Brief: Exclude the pictures and reproduce the remaining data exactly as written.

----

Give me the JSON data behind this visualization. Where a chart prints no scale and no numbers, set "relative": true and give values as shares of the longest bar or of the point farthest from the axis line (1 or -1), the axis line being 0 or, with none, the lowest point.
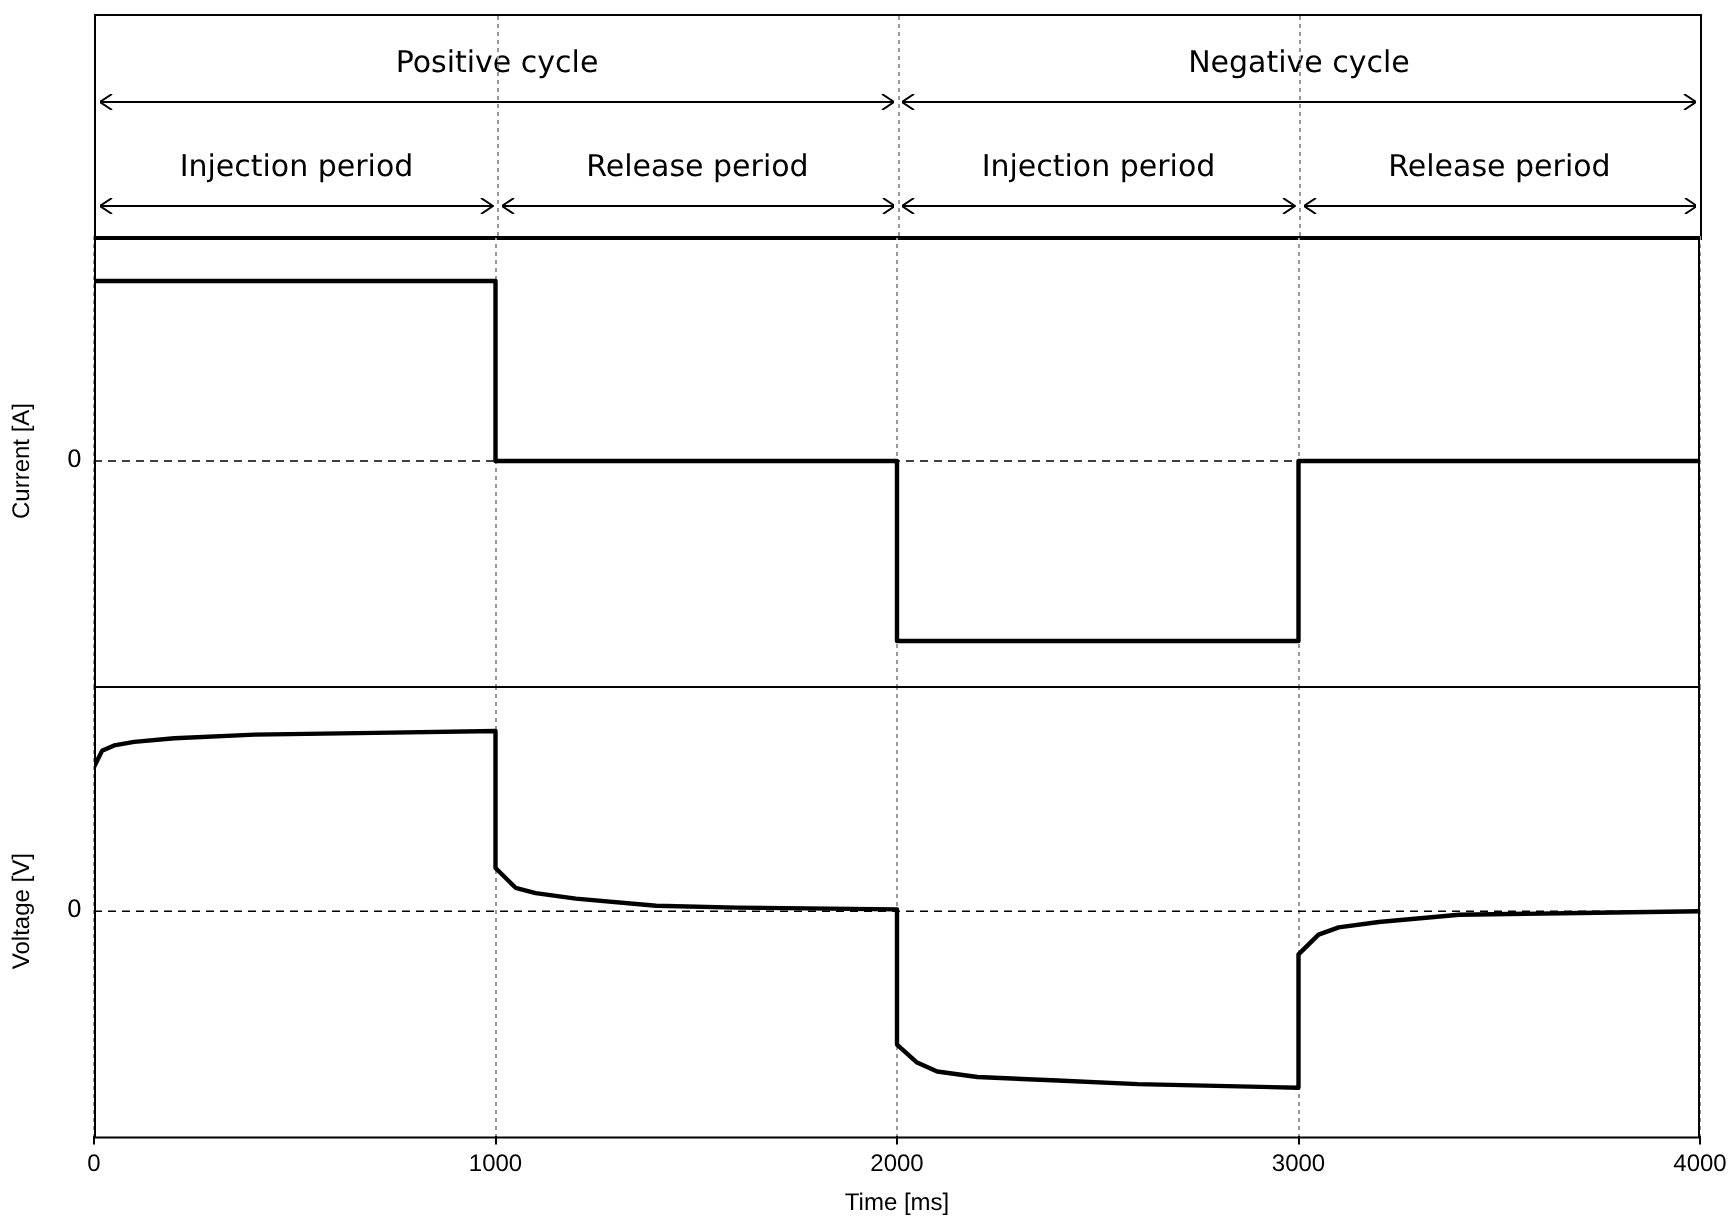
{
  "chart_data": [
    {
      "type": "other",
      "annotations": [
        "Positive cycle",
        "Negative cycle",
        "Injection period",
        "Release period",
        "Injection period",
        "Release period"
      ]
    },
    {
      "type": "line",
      "relative": true,
      "ylabel": "Current [A]",
      "xlim": [
        0,
        4000
      ],
      "xticks": [
        0,
        1000,
        2000,
        3000,
        4000
      ],
      "tick_labels": false,
      "grid": "x",
      "marker": "none",
      "line_style": "solid",
      "ref_lines": [
        {
          "axis": "y",
          "value": 0,
          "label": "0",
          "line_style": "dashed"
        }
      ],
      "series": [
        {
          "color": "#000000",
          "x": [
            0,
            1000,
            1000,
            2000,
            2000,
            3000,
            3000,
            4000
          ],
          "values": [
            1,
            1,
            0,
            0,
            -1,
            -1,
            0,
            0
          ]
        }
      ]
    },
    {
      "type": "line",
      "relative": true,
      "ylabel": "Voltage [V]",
      "xlabel": "Time [ms]",
      "xlim": [
        0,
        4000
      ],
      "xticks": [
        0,
        1000,
        2000,
        3000,
        4000
      ],
      "tick_labels": "x",
      "grid": "x",
      "marker": "none",
      "line_style": "solid",
      "ref_lines": [
        {
          "axis": "y",
          "value": 0,
          "label": "0",
          "line_style": "dashed"
        }
      ],
      "series": [
        {
          "color": "#000000",
          "x": [
            0,
            20,
            50,
            100,
            200,
            400,
            700,
            1000,
            1000,
            1050,
            1100,
            1200,
            1400,
            1600,
            2000,
            2000,
            2050,
            2100,
            2200,
            2400,
            2600,
            3000,
            3000,
            3050,
            3100,
            3200,
            3400,
            3700,
            4000
          ],
          "values": [
            0.8,
            0.89,
            0.92,
            0.94,
            0.96,
            0.98,
            0.99,
            1,
            0.24,
            0.13,
            0.1,
            0.07,
            0.03,
            0.02,
            0.01,
            -0.74,
            -0.84,
            -0.89,
            -0.92,
            -0.94,
            -0.96,
            -0.98,
            -0.24,
            -0.13,
            -0.09,
            -0.06,
            -0.02,
            -0.01,
            0
          ]
        }
      ]
    }
  ]
}
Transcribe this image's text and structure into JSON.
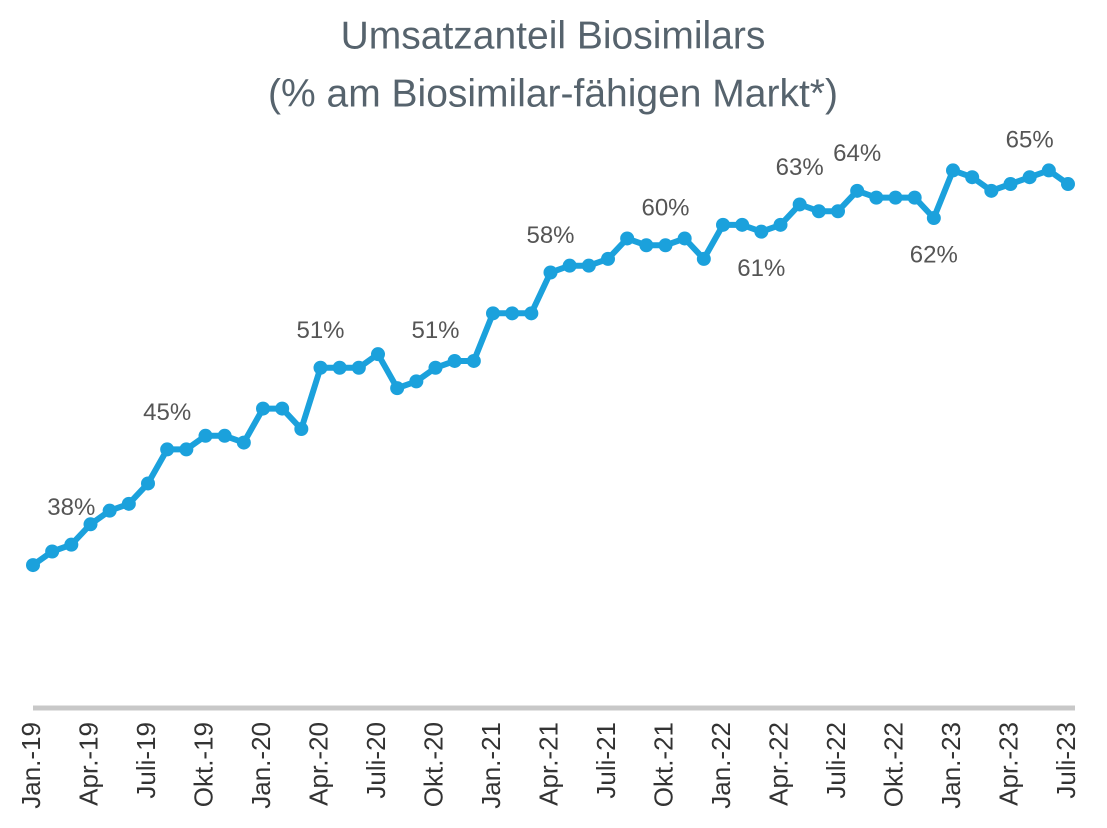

----

Answer for the task:
Give me the JSON data behind this visualization. Where a chart prints no scale and no numbers, set "relative": true and give values as shares of the longest bar or of the point farthest from the axis line (1 or -1), the axis line being 0 or, with none, the lowest point.
{
  "chart_data": [
    {
      "type": "other",
      "annotations": [
        "Positive cycle",
        "Negative cycle",
        "Injection period",
        "Release period",
        "Injection period",
        "Release period"
      ]
    },
    {
      "type": "line",
      "relative": true,
      "ylabel": "Current [A]",
      "xlim": [
        0,
        4000
      ],
      "xticks": [
        0,
        1000,
        2000,
        3000,
        4000
      ],
      "tick_labels": false,
      "grid": "x",
      "marker": "none",
      "line_style": "solid",
      "ref_lines": [
        {
          "axis": "y",
          "value": 0,
          "label": "0",
          "line_style": "dashed"
        }
      ],
      "series": [
        {
          "color": "#000000",
          "x": [
            0,
            1000,
            1000,
            2000,
            2000,
            3000,
            3000,
            4000
          ],
          "values": [
            1,
            1,
            0,
            0,
            -1,
            -1,
            0,
            0
          ]
        }
      ]
    },
    {
      "type": "line",
      "relative": true,
      "ylabel": "Voltage [V]",
      "xlabel": "Time [ms]",
      "xlim": [
        0,
        4000
      ],
      "xticks": [
        0,
        1000,
        2000,
        3000,
        4000
      ],
      "tick_labels": "x",
      "grid": "x",
      "marker": "none",
      "line_style": "solid",
      "ref_lines": [
        {
          "axis": "y",
          "value": 0,
          "label": "0",
          "line_style": "dashed"
        }
      ],
      "series": [
        {
          "color": "#000000",
          "x": [
            0,
            20,
            50,
            100,
            200,
            400,
            700,
            1000,
            1000,
            1050,
            1100,
            1200,
            1400,
            1600,
            2000,
            2000,
            2050,
            2100,
            2200,
            2400,
            2600,
            3000,
            3000,
            3050,
            3100,
            3200,
            3400,
            3700,
            4000
          ],
          "values": [
            0.8,
            0.89,
            0.92,
            0.94,
            0.96,
            0.98,
            0.99,
            1,
            0.24,
            0.13,
            0.1,
            0.07,
            0.03,
            0.02,
            0.01,
            -0.74,
            -0.84,
            -0.89,
            -0.92,
            -0.94,
            -0.96,
            -0.98,
            -0.24,
            -0.13,
            -0.09,
            -0.06,
            -0.02,
            -0.01,
            0
          ]
        }
      ]
    }
  ]
}
Transcribe this image's text and structure into JSON.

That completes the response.